>> start PROVIDED ENTRIES

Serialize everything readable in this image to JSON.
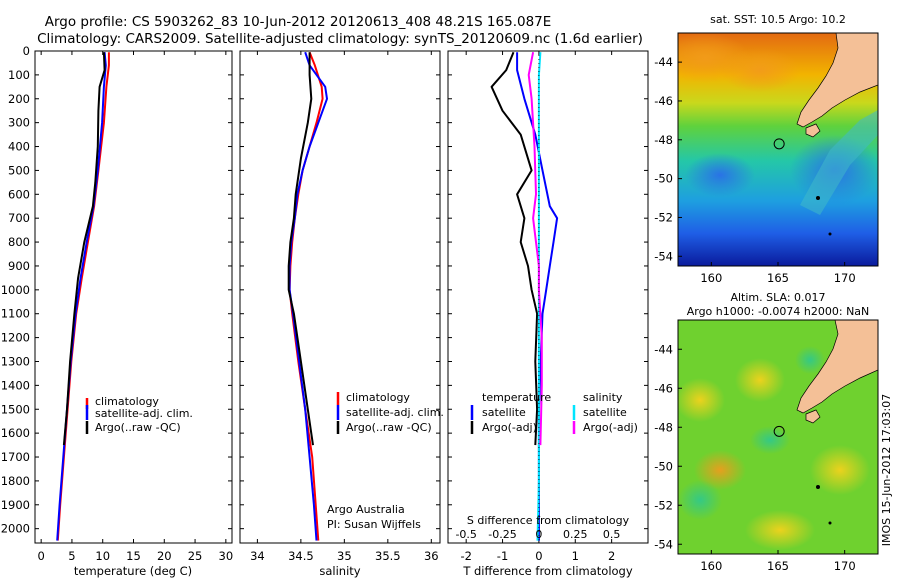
{
  "title_line1": "Argo profile: CS 5903262_83 10-Jun-2012 20120613_408 48.21S 165.087E",
  "title_line2": "Climatology: CARS2009. Satellite-adjusted climatology: synTS_20120609.nc (1.6d earlier)",
  "side_stamp": "IMOS 15-Jun-2012 17:03:07",
  "colors": {
    "climatology": "#ff0000",
    "satellite": "#0000ff",
    "argo": "#000000",
    "salinity_sat": "#00e5ff",
    "salinity_argo": "#ff00ff"
  },
  "credits": {
    "line1": "Argo Australia",
    "line2": "PI: Susan Wijffels"
  },
  "chart_data": [
    {
      "type": "line",
      "xlabel": "temperature (deg C)",
      "ylim": [
        2060,
        0
      ],
      "xlim": [
        -1,
        31
      ],
      "xticks": [
        "0",
        "5",
        "10",
        "15",
        "20",
        "25",
        "30"
      ],
      "yticks": [
        "0",
        "100",
        "200",
        "300",
        "400",
        "500",
        "600",
        "700",
        "800",
        "900",
        "1000",
        "1100",
        "1200",
        "1300",
        "1400",
        "1500",
        "1600",
        "1700",
        "1800",
        "1900",
        "2000"
      ],
      "legend": [
        "climatology",
        "satellite-adj. clim.",
        "Argo(..raw -QC)"
      ],
      "series": [
        {
          "name": "climatology",
          "color": "#ff0000",
          "points": [
            [
              11.0,
              5
            ],
            [
              11.0,
              60
            ],
            [
              10.6,
              150
            ],
            [
              10.2,
              300
            ],
            [
              9.3,
              500
            ],
            [
              8.6,
              650
            ],
            [
              7.6,
              800
            ],
            [
              6.6,
              950
            ],
            [
              5.7,
              1100
            ],
            [
              4.9,
              1300
            ],
            [
              4.3,
              1500
            ],
            [
              3.7,
              1700
            ],
            [
              3.1,
              1900
            ],
            [
              2.7,
              2050
            ]
          ]
        },
        {
          "name": "satellite-adj. clim.",
          "color": "#0000ff",
          "points": [
            [
              10.3,
              5
            ],
            [
              10.5,
              60
            ],
            [
              10.2,
              150
            ],
            [
              9.9,
              300
            ],
            [
              9.2,
              500
            ],
            [
              8.5,
              650
            ],
            [
              7.4,
              800
            ],
            [
              6.4,
              950
            ],
            [
              5.6,
              1100
            ],
            [
              4.8,
              1300
            ],
            [
              4.2,
              1500
            ],
            [
              3.6,
              1700
            ],
            [
              3.0,
              1900
            ],
            [
              2.6,
              2050
            ]
          ]
        },
        {
          "name": "Argo(..raw -QC)",
          "color": "#000000",
          "points": [
            [
              10.2,
              5
            ],
            [
              10.3,
              80
            ],
            [
              9.5,
              150
            ],
            [
              9.3,
              250
            ],
            [
              9.2,
              400
            ],
            [
              8.8,
              550
            ],
            [
              8.4,
              650
            ],
            [
              7.0,
              800
            ],
            [
              6.0,
              950
            ],
            [
              5.4,
              1100
            ],
            [
              4.7,
              1300
            ],
            [
              4.2,
              1500
            ],
            [
              3.7,
              1650
            ]
          ]
        }
      ]
    },
    {
      "type": "line",
      "xlabel": "salinity",
      "ylim": [
        2060,
        0
      ],
      "xlim": [
        33.8,
        36.1
      ],
      "xticks": [
        "34",
        "34.5",
        "35",
        "35.5",
        "36"
      ],
      "legend": [
        "climatology",
        "satellite-adj. clim.",
        "Argo(..raw -QC)"
      ],
      "series": [
        {
          "name": "climatology",
          "color": "#ff0000",
          "points": [
            [
              34.6,
              5
            ],
            [
              34.66,
              60
            ],
            [
              34.74,
              150
            ],
            [
              34.75,
              200
            ],
            [
              34.68,
              300
            ],
            [
              34.6,
              400
            ],
            [
              34.52,
              500
            ],
            [
              34.47,
              600
            ],
            [
              34.43,
              700
            ],
            [
              34.4,
              800
            ],
            [
              34.38,
              900
            ],
            [
              34.37,
              1000
            ],
            [
              34.4,
              1100
            ],
            [
              34.47,
              1300
            ],
            [
              34.55,
              1500
            ],
            [
              34.63,
              1700
            ],
            [
              34.67,
              1900
            ],
            [
              34.7,
              2050
            ]
          ]
        },
        {
          "name": "satellite-adj. clim.",
          "color": "#0000ff",
          "points": [
            [
              34.55,
              5
            ],
            [
              34.6,
              60
            ],
            [
              34.78,
              150
            ],
            [
              34.8,
              200
            ],
            [
              34.7,
              300
            ],
            [
              34.6,
              400
            ],
            [
              34.52,
              500
            ],
            [
              34.46,
              600
            ],
            [
              34.43,
              700
            ],
            [
              34.39,
              800
            ],
            [
              34.37,
              900
            ],
            [
              34.37,
              1000
            ],
            [
              34.41,
              1100
            ],
            [
              34.48,
              1300
            ],
            [
              34.55,
              1500
            ],
            [
              34.6,
              1700
            ],
            [
              34.65,
              1900
            ],
            [
              34.68,
              2050
            ]
          ]
        },
        {
          "name": "Argo(..raw -QC)",
          "color": "#000000",
          "points": [
            [
              34.6,
              5
            ],
            [
              34.6,
              100
            ],
            [
              34.62,
              200
            ],
            [
              34.58,
              300
            ],
            [
              34.5,
              450
            ],
            [
              34.44,
              600
            ],
            [
              34.42,
              700
            ],
            [
              34.38,
              800
            ],
            [
              34.36,
              900
            ],
            [
              34.36,
              1000
            ],
            [
              34.42,
              1100
            ],
            [
              34.5,
              1300
            ],
            [
              34.58,
              1500
            ],
            [
              34.64,
              1650
            ]
          ]
        }
      ]
    },
    {
      "type": "line",
      "xlabel": "T difference from climatology",
      "secondary_xlabel": "S difference from climatology",
      "ylim": [
        2060,
        0
      ],
      "xlim": [
        -2.5,
        3
      ],
      "xticks": [
        "-2",
        "-1",
        "0",
        "1",
        "2"
      ],
      "secondary_xticks": [
        "-0.5",
        "-0.25",
        "0",
        "0.25",
        "0.5"
      ],
      "legend_groups": [
        {
          "heading": "temperature",
          "entries": [
            "satellite",
            "Argo(-adj)"
          ]
        },
        {
          "heading": "salinity",
          "entries": [
            "satellite",
            "Argo(-adj)"
          ]
        }
      ],
      "series": [
        {
          "name": "satellite",
          "group": "temperature",
          "color": "#0000ff",
          "points": [
            [
              -0.6,
              5
            ],
            [
              -0.6,
              80
            ],
            [
              -0.4,
              200
            ],
            [
              -0.1,
              350
            ],
            [
              0.1,
              500
            ],
            [
              0.3,
              650
            ],
            [
              0.5,
              700
            ],
            [
              0.4,
              800
            ],
            [
              0.3,
              900
            ],
            [
              0.2,
              1000
            ],
            [
              0.1,
              1100
            ],
            [
              0.05,
              1300
            ],
            [
              0.0,
              1500
            ],
            [
              0.0,
              1700
            ],
            [
              0.0,
              1900
            ],
            [
              0.0,
              2050
            ]
          ]
        },
        {
          "name": "Argo(-adj)",
          "group": "temperature",
          "color": "#000000",
          "points": [
            [
              -0.7,
              5
            ],
            [
              -0.9,
              80
            ],
            [
              -1.3,
              150
            ],
            [
              -1.0,
              250
            ],
            [
              -0.5,
              350
            ],
            [
              -0.2,
              500
            ],
            [
              -0.6,
              600
            ],
            [
              -0.4,
              700
            ],
            [
              -0.5,
              800
            ],
            [
              -0.3,
              900
            ],
            [
              -0.2,
              1000
            ],
            [
              -0.05,
              1100
            ],
            [
              -0.1,
              1300
            ],
            [
              -0.05,
              1500
            ],
            [
              -0.1,
              1650
            ]
          ]
        },
        {
          "name": "satellite",
          "group": "salinity",
          "color": "#00e5ff",
          "points": [
            [
              0.01,
              5
            ],
            [
              0.0,
              100
            ],
            [
              0.0,
              200
            ],
            [
              0.0,
              400
            ],
            [
              0.0,
              600
            ],
            [
              0.0,
              800
            ],
            [
              0.0,
              1000
            ],
            [
              0.0,
              1200
            ],
            [
              0.0,
              1400
            ],
            [
              0.0,
              1600
            ],
            [
              0.0,
              1800
            ],
            [
              -0.01,
              2050
            ]
          ]
        },
        {
          "name": "Argo(-adj)",
          "group": "salinity",
          "color": "#ff00ff",
          "points": [
            [
              -0.04,
              5
            ],
            [
              -0.07,
              100
            ],
            [
              -0.05,
              200
            ],
            [
              -0.03,
              400
            ],
            [
              -0.02,
              600
            ],
            [
              -0.04,
              700
            ],
            [
              -0.02,
              800
            ],
            [
              0.0,
              900
            ],
            [
              0.0,
              1000
            ],
            [
              0.02,
              1200
            ],
            [
              0.02,
              1400
            ],
            [
              0.01,
              1650
            ]
          ]
        }
      ]
    }
  ],
  "maps": [
    {
      "title_lines": [
        "sat. SST: 10.5 Argo: 10.2"
      ],
      "xticks": [
        "160",
        "165",
        "170"
      ],
      "yticks": [
        "-44",
        "-46",
        "-48",
        "-50",
        "-52",
        "-54"
      ],
      "lon_range": [
        157.5,
        172.5
      ],
      "lat_range": [
        -54.5,
        -42.5
      ],
      "argo_position": [
        165.087,
        -48.21
      ]
    },
    {
      "title_lines": [
        "Altim. SLA: 0.017",
        "Argo h1000: -0.0074 h2000: NaN"
      ],
      "xticks": [
        "160",
        "165",
        "170"
      ],
      "yticks": [
        "-44",
        "-46",
        "-48",
        "-50",
        "-52",
        "-54"
      ],
      "lon_range": [
        157.5,
        172.5
      ],
      "lat_range": [
        -54.5,
        -42.5
      ],
      "argo_position": [
        165.087,
        -48.21
      ]
    }
  ]
}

>> end PROVIDED ENTRIES

▶ WHAT IS NEEDED
Reproduce each line of the entries in which the word "heading" is found.

▶ IN RESPONSE
          "heading": "temperature",
          "heading": "salinity",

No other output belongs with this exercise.